## WORK TO COMPLETE
Write out, word for word, the lines in the records below that begin with the line containing "List every element" and end with the line containing "marker: [104, 180, 114, 190]", including both of those lines.

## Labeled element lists
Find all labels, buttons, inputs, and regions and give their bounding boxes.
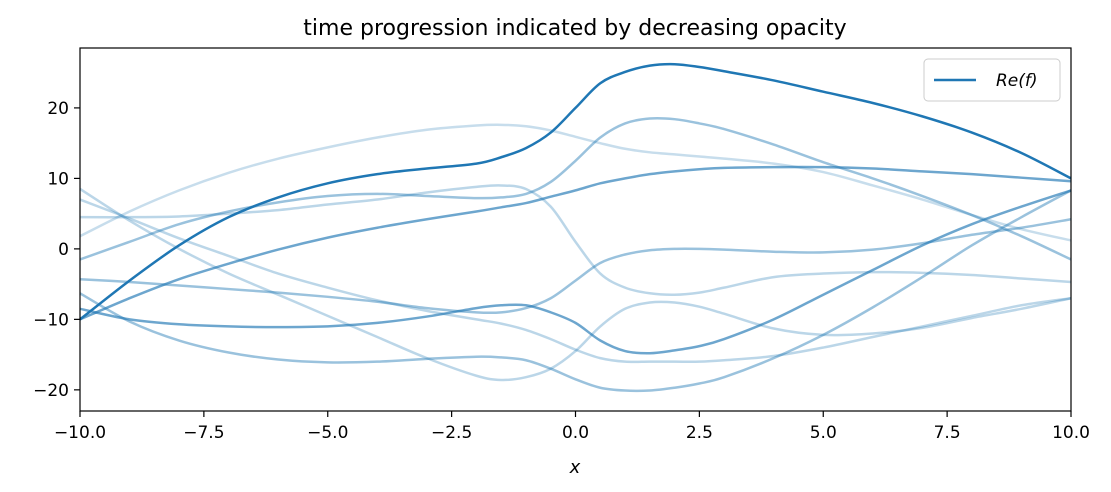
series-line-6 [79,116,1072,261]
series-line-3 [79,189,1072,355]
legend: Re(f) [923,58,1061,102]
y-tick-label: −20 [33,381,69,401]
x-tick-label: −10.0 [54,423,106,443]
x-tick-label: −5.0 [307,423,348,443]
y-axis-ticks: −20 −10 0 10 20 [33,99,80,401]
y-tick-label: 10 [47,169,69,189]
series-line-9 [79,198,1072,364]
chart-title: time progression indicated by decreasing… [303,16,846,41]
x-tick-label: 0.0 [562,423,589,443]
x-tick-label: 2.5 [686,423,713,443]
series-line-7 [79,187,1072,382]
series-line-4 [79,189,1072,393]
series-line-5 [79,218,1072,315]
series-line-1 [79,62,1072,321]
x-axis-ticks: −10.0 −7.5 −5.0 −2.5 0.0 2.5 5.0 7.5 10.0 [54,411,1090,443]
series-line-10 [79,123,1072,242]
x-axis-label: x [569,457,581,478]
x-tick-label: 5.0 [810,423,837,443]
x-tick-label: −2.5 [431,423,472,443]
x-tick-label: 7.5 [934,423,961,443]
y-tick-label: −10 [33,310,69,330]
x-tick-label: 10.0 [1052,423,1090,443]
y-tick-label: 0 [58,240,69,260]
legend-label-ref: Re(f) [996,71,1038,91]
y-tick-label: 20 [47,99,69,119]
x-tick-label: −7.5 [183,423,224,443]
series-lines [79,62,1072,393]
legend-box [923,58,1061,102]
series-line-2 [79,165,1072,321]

* * *

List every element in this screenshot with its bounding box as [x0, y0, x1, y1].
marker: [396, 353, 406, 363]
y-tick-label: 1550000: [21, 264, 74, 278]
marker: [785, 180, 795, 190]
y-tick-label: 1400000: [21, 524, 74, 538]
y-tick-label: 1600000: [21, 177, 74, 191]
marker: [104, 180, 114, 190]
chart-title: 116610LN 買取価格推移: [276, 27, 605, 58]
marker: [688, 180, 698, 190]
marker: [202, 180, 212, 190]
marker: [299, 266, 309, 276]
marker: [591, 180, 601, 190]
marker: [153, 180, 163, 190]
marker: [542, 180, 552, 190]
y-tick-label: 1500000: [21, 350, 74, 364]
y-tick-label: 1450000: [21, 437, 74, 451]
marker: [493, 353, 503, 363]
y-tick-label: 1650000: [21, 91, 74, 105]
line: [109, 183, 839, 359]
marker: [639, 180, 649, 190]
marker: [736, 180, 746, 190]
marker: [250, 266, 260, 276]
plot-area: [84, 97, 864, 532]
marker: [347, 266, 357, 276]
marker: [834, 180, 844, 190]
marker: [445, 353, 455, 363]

## WORKED ANSWER
List every element in this screenshot with its bounding box as [x0, y0, x1, y1].
marker: [396, 353, 406, 363]
y-tick-label: 1550000: [21, 264, 74, 278]
marker: [785, 180, 795, 190]
y-tick-label: 1400000: [21, 524, 74, 538]
y-tick-label: 1600000: [21, 177, 74, 191]
marker: [104, 180, 114, 190]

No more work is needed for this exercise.